Dataset rows about figures:
● ● ● ● ● ● ●

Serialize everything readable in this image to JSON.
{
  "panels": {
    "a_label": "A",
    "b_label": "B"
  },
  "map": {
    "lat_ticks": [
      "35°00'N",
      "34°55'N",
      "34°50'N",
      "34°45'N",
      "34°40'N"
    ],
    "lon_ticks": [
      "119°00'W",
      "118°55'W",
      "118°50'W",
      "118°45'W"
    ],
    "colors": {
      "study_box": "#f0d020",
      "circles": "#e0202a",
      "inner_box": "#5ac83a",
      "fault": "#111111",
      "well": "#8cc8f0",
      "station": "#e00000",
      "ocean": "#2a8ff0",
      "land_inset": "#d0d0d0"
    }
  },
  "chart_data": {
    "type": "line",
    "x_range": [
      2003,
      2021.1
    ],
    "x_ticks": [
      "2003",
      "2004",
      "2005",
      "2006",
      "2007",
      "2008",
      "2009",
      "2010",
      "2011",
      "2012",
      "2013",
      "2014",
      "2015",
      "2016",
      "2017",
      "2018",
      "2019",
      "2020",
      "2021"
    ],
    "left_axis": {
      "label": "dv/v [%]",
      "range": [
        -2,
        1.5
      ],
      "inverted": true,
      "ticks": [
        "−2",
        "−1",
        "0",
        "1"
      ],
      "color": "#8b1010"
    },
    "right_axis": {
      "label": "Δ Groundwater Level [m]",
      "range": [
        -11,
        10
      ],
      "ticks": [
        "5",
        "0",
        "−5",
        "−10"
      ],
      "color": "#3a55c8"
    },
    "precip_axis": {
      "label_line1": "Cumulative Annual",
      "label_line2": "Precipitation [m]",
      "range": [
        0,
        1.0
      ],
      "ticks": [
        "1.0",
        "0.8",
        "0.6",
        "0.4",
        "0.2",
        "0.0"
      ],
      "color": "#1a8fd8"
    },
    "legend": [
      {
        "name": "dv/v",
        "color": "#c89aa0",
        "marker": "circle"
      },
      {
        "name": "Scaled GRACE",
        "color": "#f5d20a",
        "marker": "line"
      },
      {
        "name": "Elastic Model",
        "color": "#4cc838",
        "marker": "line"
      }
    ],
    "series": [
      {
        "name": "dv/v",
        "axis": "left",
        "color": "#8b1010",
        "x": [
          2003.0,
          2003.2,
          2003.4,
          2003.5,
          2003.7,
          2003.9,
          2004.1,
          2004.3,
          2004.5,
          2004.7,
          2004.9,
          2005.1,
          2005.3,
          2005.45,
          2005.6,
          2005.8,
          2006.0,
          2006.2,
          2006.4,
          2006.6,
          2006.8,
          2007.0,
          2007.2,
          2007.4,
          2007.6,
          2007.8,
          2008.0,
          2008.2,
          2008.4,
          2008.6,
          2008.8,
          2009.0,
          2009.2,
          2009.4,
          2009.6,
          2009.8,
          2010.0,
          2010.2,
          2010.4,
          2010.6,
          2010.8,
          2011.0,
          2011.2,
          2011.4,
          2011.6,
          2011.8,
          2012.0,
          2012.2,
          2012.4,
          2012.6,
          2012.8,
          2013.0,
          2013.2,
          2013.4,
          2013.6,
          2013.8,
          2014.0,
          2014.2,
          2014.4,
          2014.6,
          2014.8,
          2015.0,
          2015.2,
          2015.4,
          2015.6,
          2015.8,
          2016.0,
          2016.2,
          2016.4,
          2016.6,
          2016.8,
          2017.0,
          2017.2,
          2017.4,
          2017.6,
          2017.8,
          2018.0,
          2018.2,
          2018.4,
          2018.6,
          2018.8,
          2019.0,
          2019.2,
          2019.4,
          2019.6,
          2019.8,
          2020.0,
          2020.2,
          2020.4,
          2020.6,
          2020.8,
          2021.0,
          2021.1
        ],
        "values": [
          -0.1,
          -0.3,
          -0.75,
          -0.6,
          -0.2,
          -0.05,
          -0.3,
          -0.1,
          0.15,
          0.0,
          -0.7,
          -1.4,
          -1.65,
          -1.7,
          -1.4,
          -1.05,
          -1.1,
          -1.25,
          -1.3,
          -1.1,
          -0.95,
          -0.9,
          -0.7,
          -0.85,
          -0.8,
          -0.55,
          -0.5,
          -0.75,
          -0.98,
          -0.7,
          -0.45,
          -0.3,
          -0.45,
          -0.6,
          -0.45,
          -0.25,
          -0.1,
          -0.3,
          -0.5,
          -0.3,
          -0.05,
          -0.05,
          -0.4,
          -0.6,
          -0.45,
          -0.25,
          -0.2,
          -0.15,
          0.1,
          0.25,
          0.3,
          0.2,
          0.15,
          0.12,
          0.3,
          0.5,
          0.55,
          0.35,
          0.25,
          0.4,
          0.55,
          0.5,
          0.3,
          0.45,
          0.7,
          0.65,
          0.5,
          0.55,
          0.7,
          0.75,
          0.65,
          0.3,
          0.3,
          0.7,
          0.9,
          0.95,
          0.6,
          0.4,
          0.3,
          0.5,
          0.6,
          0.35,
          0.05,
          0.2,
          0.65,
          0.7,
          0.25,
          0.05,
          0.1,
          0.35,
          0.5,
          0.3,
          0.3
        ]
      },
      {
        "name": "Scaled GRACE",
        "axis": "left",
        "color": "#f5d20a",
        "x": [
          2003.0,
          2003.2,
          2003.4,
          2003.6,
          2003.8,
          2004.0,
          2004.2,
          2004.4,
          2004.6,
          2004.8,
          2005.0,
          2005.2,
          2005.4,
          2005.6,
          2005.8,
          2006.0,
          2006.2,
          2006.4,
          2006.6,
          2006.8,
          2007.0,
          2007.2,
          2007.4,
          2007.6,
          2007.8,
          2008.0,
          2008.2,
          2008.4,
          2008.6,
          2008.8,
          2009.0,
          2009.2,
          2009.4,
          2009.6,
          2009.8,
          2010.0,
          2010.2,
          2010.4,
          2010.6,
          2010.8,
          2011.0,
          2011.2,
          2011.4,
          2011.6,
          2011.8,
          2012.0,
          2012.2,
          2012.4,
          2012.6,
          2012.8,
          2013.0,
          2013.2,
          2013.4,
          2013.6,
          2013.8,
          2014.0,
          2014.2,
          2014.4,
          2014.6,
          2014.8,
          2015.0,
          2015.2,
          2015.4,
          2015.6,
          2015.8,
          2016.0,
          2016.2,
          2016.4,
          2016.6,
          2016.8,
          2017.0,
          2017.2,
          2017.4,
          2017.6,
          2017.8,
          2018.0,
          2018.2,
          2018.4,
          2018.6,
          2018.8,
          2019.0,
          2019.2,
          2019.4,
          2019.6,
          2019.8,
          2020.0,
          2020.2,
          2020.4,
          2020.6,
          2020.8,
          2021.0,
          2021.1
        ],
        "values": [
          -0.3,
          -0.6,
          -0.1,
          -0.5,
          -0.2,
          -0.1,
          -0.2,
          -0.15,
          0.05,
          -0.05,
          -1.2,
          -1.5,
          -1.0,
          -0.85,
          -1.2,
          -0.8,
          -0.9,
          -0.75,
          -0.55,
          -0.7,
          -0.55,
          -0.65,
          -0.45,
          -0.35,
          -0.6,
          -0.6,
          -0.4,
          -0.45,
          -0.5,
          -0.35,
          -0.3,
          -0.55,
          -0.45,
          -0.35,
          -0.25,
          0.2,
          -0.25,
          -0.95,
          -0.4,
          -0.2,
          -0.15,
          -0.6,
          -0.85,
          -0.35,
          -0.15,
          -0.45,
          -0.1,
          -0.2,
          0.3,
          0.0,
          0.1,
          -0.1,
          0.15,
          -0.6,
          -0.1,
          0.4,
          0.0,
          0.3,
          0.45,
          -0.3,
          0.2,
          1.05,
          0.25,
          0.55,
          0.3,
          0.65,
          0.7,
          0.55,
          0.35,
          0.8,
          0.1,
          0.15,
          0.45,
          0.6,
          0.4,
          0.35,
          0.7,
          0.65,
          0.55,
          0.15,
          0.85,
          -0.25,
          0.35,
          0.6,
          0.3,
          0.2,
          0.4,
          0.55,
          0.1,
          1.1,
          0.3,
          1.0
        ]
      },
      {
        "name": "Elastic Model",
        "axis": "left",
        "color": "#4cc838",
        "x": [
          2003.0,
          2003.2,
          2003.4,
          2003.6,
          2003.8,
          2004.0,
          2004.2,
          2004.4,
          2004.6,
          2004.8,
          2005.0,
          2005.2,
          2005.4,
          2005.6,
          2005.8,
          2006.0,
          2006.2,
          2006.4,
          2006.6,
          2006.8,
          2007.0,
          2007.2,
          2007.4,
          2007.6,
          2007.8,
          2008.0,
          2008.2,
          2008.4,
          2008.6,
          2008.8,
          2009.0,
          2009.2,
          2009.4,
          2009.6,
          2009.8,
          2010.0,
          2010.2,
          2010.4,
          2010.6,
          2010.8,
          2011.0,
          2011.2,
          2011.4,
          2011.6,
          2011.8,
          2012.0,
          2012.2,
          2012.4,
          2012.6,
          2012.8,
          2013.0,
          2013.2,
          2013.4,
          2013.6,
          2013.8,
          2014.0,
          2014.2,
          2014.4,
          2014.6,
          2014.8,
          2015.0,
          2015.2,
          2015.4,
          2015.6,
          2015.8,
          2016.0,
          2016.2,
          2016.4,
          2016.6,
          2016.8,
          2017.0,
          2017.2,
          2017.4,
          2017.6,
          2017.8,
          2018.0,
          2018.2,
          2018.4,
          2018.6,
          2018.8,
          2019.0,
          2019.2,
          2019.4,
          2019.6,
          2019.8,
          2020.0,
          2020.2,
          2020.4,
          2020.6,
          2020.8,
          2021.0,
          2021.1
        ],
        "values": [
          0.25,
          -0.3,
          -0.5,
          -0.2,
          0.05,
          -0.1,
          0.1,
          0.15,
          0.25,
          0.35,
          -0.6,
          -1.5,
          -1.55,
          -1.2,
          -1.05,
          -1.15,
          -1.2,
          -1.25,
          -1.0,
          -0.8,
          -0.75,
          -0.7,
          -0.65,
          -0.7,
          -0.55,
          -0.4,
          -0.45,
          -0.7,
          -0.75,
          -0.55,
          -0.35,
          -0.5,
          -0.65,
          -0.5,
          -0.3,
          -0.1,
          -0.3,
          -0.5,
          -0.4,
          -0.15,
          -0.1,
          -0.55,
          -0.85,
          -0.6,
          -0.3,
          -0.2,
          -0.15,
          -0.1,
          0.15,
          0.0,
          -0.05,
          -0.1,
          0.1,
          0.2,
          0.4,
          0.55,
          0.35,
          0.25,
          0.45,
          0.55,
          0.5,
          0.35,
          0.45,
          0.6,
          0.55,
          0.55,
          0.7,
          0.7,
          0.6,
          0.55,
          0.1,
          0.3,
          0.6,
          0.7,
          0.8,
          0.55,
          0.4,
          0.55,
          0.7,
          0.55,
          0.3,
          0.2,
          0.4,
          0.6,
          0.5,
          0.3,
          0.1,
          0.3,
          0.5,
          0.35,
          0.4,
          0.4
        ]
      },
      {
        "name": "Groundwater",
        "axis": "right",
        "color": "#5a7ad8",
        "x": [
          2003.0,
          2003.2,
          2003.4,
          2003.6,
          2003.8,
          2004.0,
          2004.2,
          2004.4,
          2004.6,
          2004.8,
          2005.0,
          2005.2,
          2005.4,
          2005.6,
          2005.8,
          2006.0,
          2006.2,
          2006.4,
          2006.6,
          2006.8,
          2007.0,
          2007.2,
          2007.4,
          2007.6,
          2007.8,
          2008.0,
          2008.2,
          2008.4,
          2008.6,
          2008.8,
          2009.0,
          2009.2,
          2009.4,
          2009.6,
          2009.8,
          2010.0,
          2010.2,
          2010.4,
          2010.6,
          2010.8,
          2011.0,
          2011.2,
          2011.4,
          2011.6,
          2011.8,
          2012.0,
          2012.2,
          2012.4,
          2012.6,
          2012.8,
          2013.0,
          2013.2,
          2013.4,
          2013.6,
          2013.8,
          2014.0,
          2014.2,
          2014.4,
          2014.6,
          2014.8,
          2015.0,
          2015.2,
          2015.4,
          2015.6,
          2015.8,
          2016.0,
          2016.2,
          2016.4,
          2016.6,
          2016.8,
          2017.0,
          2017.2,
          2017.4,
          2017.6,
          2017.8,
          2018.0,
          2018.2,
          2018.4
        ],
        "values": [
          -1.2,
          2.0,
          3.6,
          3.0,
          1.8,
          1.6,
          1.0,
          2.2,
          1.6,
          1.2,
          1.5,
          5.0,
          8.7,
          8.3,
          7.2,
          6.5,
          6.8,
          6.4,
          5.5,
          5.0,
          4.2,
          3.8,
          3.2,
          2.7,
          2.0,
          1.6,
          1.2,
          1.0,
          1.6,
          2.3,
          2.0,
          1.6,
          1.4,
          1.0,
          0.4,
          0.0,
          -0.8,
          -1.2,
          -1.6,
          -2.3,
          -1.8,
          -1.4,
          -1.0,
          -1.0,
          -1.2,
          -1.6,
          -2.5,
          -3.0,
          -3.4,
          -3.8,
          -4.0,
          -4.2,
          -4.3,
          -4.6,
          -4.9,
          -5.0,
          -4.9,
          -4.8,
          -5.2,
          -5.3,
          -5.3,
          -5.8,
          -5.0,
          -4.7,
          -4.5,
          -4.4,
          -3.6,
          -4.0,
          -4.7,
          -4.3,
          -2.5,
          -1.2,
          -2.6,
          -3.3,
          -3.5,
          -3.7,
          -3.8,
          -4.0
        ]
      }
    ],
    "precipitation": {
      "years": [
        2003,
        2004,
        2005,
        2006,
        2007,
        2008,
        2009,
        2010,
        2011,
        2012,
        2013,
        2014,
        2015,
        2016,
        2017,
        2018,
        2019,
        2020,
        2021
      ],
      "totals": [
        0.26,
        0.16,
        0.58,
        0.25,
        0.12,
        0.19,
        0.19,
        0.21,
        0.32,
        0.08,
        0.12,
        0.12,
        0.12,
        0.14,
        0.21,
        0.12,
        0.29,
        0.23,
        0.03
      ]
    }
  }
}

● ● ● ● ● ● ●

◆ **Given exercise**
Collect the lines of the records that include the string "Groundwater".

◆ **Answer in full**
      "label": "Δ Groundwater Level [m]",
        "name": "Groundwater",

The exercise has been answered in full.